Go through the listing and write out all of it exactly.

Stored data entries
— Start —

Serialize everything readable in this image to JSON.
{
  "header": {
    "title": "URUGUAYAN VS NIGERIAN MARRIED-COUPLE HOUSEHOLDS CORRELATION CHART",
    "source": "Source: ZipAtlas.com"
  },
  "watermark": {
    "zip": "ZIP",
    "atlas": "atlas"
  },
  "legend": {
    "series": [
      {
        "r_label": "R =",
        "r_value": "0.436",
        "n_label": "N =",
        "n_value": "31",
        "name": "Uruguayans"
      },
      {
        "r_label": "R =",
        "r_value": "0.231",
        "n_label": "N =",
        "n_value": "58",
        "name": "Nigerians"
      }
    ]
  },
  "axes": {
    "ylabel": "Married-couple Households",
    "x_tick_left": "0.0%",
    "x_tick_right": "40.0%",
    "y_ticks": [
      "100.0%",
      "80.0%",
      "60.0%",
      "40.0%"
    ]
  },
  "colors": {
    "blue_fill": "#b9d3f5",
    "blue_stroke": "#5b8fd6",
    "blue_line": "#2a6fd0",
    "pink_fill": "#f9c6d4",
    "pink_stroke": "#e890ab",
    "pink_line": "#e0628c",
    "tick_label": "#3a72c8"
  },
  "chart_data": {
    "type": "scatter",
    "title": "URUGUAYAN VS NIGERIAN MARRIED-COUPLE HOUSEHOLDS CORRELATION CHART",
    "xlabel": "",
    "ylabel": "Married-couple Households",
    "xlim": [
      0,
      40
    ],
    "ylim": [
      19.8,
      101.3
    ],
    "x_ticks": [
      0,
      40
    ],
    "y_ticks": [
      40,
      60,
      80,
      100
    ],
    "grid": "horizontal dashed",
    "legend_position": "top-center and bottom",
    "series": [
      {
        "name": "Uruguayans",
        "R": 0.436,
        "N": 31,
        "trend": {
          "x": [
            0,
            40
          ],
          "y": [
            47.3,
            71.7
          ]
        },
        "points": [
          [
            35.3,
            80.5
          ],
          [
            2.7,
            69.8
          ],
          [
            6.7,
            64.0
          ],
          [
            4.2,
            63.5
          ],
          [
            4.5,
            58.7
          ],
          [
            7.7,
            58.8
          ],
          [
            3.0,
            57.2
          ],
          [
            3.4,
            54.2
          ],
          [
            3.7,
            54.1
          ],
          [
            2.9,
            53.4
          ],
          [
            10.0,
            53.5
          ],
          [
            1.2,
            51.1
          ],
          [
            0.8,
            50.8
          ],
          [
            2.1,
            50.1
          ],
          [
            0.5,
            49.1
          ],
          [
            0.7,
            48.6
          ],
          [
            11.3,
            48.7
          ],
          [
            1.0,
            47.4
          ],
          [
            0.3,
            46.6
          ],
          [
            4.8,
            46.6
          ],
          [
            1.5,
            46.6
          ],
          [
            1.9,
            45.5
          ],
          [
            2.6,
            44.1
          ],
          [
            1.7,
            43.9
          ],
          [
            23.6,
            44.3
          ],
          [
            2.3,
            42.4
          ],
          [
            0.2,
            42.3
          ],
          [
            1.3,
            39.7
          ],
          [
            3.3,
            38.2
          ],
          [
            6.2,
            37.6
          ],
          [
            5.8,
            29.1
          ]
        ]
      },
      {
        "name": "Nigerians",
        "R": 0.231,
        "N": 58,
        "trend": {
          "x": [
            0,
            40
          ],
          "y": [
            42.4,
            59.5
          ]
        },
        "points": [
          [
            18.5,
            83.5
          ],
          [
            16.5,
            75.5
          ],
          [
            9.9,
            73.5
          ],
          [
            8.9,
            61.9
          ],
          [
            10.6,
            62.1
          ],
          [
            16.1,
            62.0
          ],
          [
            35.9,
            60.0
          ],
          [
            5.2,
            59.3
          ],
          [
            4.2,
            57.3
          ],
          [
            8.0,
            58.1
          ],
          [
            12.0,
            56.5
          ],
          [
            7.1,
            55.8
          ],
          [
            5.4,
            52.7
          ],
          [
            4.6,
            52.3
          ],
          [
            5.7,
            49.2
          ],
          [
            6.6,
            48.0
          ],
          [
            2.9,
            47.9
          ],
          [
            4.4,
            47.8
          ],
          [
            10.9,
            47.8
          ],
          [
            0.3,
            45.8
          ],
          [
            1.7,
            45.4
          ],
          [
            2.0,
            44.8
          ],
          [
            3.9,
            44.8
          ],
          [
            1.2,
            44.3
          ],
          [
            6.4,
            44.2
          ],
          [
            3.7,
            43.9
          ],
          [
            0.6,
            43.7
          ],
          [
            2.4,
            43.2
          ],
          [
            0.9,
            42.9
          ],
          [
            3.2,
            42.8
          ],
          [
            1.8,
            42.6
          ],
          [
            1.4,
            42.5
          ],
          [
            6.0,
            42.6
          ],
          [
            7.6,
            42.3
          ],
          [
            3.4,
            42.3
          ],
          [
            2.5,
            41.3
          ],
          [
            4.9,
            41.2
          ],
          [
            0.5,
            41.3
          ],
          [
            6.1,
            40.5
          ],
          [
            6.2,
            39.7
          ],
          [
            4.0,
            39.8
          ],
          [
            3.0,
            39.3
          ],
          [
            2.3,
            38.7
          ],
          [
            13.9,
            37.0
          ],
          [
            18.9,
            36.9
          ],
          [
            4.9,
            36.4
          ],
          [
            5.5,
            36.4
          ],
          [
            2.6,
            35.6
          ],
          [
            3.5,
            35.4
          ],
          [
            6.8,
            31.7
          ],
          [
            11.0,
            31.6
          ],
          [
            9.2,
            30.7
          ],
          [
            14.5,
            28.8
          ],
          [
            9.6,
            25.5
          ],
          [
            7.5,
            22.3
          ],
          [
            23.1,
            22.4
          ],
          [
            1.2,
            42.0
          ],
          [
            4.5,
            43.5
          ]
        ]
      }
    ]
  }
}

— End —

* [Solution below]:
Serialize everything readable in this image to JSON.
{
  "header": {
    "title": "URUGUAYAN VS NIGERIAN MARRIED-COUPLE HOUSEHOLDS CORRELATION CHART",
    "source": "Source: ZipAtlas.com"
  },
  "watermark": {
    "zip": "ZIP",
    "atlas": "atlas"
  },
  "legend": {
    "series": [
      {
        "r_label": "R =",
        "r_value": "0.436",
        "n_label": "N =",
        "n_value": "31",
        "name": "Uruguayans"
      },
      {
        "r_label": "R =",
        "r_value": "0.231",
        "n_label": "N =",
        "n_value": "58",
        "name": "Nigerians"
      }
    ]
  },
  "axes": {
    "ylabel": "Married-couple Households",
    "x_tick_left": "0.0%",
    "x_tick_right": "40.0%",
    "y_ticks": [
      "100.0%",
      "80.0%",
      "60.0%",
      "40.0%"
    ]
  },
  "colors": {
    "blue_fill": "#b9d3f5",
    "blue_stroke": "#5b8fd6",
    "blue_line": "#2a6fd0",
    "pink_fill": "#f9c6d4",
    "pink_stroke": "#e890ab",
    "pink_line": "#e0628c",
    "tick_label": "#3a72c8"
  },
  "chart_data": {
    "type": "scatter",
    "title": "URUGUAYAN VS NIGERIAN MARRIED-COUPLE HOUSEHOLDS CORRELATION CHART",
    "xlabel": "",
    "ylabel": "Married-couple Households",
    "xlim": [
      0,
      40
    ],
    "ylim": [
      19.8,
      101.3
    ],
    "x_ticks": [
      0,
      40
    ],
    "y_ticks": [
      40,
      60,
      80,
      100
    ],
    "grid": "horizontal dashed",
    "legend_position": "top-center and bottom",
    "series": [
      {
        "name": "Uruguayans",
        "R": 0.436,
        "N": 31,
        "trend": {
          "x": [
            0,
            40
          ],
          "y": [
            47.3,
            71.7
          ]
        },
        "points": [
          [
            35.3,
            80.5
          ],
          [
            2.7,
            69.8
          ],
          [
            6.7,
            64.0
          ],
          [
            4.2,
            63.5
          ],
          [
            4.5,
            58.7
          ],
          [
            7.7,
            58.8
          ],
          [
            3.0,
            57.2
          ],
          [
            3.4,
            54.2
          ],
          [
            3.7,
            54.1
          ],
          [
            2.9,
            53.4
          ],
          [
            10.0,
            53.5
          ],
          [
            1.2,
            51.1
          ],
          [
            0.8,
            50.8
          ],
          [
            2.1,
            50.1
          ],
          [
            0.5,
            49.1
          ],
          [
            0.7,
            48.6
          ],
          [
            11.3,
            48.7
          ],
          [
            1.0,
            47.4
          ],
          [
            0.3,
            46.6
          ],
          [
            4.8,
            46.6
          ],
          [
            1.5,
            46.6
          ],
          [
            1.9,
            45.5
          ],
          [
            2.6,
            44.1
          ],
          [
            1.7,
            43.9
          ],
          [
            23.6,
            44.3
          ],
          [
            2.3,
            42.4
          ],
          [
            0.2,
            42.3
          ],
          [
            1.3,
            39.7
          ],
          [
            3.3,
            38.2
          ],
          [
            6.2,
            37.6
          ],
          [
            5.8,
            29.1
          ]
        ]
      },
      {
        "name": "Nigerians",
        "R": 0.231,
        "N": 58,
        "trend": {
          "x": [
            0,
            40
          ],
          "y": [
            42.4,
            59.5
          ]
        },
        "points": [
          [
            18.5,
            83.5
          ],
          [
            16.5,
            75.5
          ],
          [
            9.9,
            73.5
          ],
          [
            8.9,
            61.9
          ],
          [
            10.6,
            62.1
          ],
          [
            16.1,
            62.0
          ],
          [
            35.9,
            60.0
          ],
          [
            5.2,
            59.3
          ],
          [
            4.2,
            57.3
          ],
          [
            8.0,
            58.1
          ],
          [
            12.0,
            56.5
          ],
          [
            7.1,
            55.8
          ],
          [
            5.4,
            52.7
          ],
          [
            4.6,
            52.3
          ],
          [
            5.7,
            49.2
          ],
          [
            6.6,
            48.0
          ],
          [
            2.9,
            47.9
          ],
          [
            4.4,
            47.8
          ],
          [
            10.9,
            47.8
          ],
          [
            0.3,
            45.8
          ],
          [
            1.7,
            45.4
          ],
          [
            2.0,
            44.8
          ],
          [
            3.9,
            44.8
          ],
          [
            1.2,
            44.3
          ],
          [
            6.4,
            44.2
          ],
          [
            3.7,
            43.9
          ],
          [
            0.6,
            43.7
          ],
          [
            2.4,
            43.2
          ],
          [
            0.9,
            42.9
          ],
          [
            3.2,
            42.8
          ],
          [
            1.8,
            42.6
          ],
          [
            1.4,
            42.5
          ],
          [
            6.0,
            42.6
          ],
          [
            7.6,
            42.3
          ],
          [
            3.4,
            42.3
          ],
          [
            2.5,
            41.3
          ],
          [
            4.9,
            41.2
          ],
          [
            0.5,
            41.3
          ],
          [
            6.1,
            40.5
          ],
          [
            6.2,
            39.7
          ],
          [
            4.0,
            39.8
          ],
          [
            3.0,
            39.3
          ],
          [
            2.3,
            38.7
          ],
          [
            13.9,
            37.0
          ],
          [
            18.9,
            36.9
          ],
          [
            4.9,
            36.4
          ],
          [
            5.5,
            36.4
          ],
          [
            2.6,
            35.6
          ],
          [
            3.5,
            35.4
          ],
          [
            6.8,
            31.7
          ],
          [
            11.0,
            31.6
          ],
          [
            9.2,
            30.7
          ],
          [
            14.5,
            28.8
          ],
          [
            9.6,
            25.5
          ],
          [
            7.5,
            22.3
          ],
          [
            23.1,
            22.4
          ],
          [
            1.2,
            42.0
          ],
          [
            4.5,
            43.5
          ]
        ]
      }
    ]
  }
}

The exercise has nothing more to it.